SOURCE TEXT:
▼

The Germans have a suitably long word for it: Ver gangenheits bewaltigung, which means `coming to terms with the past'. Events such as the recent 25th anniversary of the death of Archbishop John Charles McQuaid offer us occasion to reflect on Ireland's recent past and draw lessons for the future.
In the media at least, Dr McQuaid has become an icon of a church and an era which no longer exists but still exerts enormous influence on life in the body politic. More accurately the influence they exert is increasingly perceived to be of a negative nature: they represent all the things to which Ireland does not want to return.
This applies in particular to what is perceived to be the relationship between the State and the Catholic Church symbolised by that between Eamon de Valera and Archbishop McQuaid. It is the merit of John Cooney's recent article in this paper to show that that relationship was more complex than the stereotype usually assumed.
These were two giant figures of our history, both with independent minds, acutely aware of their different responsibilities at a historically crucial time when the new Irish Free State was still in its infancy. The question for us is: are we mature enough collectively to assess their merits and demerits with objectivity?

▲

TASK DESCRIPTION: Carry on the commentary about Archbishop McQuaid and coming to terms with Ireland's past, starting after its final sentence.

DATA:
▼

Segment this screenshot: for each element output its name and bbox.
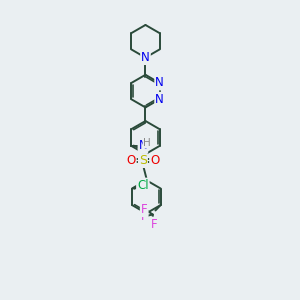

▲

OUTPUT BELOW:
The principle of the separation of church and State is fundamental to de Valera's Constitution. It is also one of the principles of Catholic social teaching, with its origin in words of Jesus: "Give to Caesar what is Caesar's and to God what is God's." Government practice and legislative history is, to a large extent, a history of how successive generations interpreted that principle.
Rightly or wrongly, it is generally perceived that in the era represented by Archbishop McQuaid the separation was nominal: the church effectively set the agenda for the State. Recent developments are marked by the total rejection of any church influence.
That the agenda is now set by the media is accepted without demur, but the State must be, and, more importantly, be seen to be, separate from the church. Personal contact would seem to be reduced mostly to ceremonial occasions; and legislators, far from being in the pockets of the church as has been claimed about the past, now seem embarrassed to incorporate religious or moral concepts into the framing of legislation, and the results of this are there to see.
With few exceptions, Irish Catholic bishops tend more and more to withdraw to the sacristy, timid and diffident in making any public statements, except when constrained to do so - as when faced with a referendum - and even then not without a certain ambiguity.
The result is a situation that must be unique in a Europe where co-operation and ongoing dialogue between church and state seem to be the norm, as we saw last year in Britain when the Catholic bishops' document, The Common Good, became widely regarded as a voice of sanity and conscience in the run-up to the British general election.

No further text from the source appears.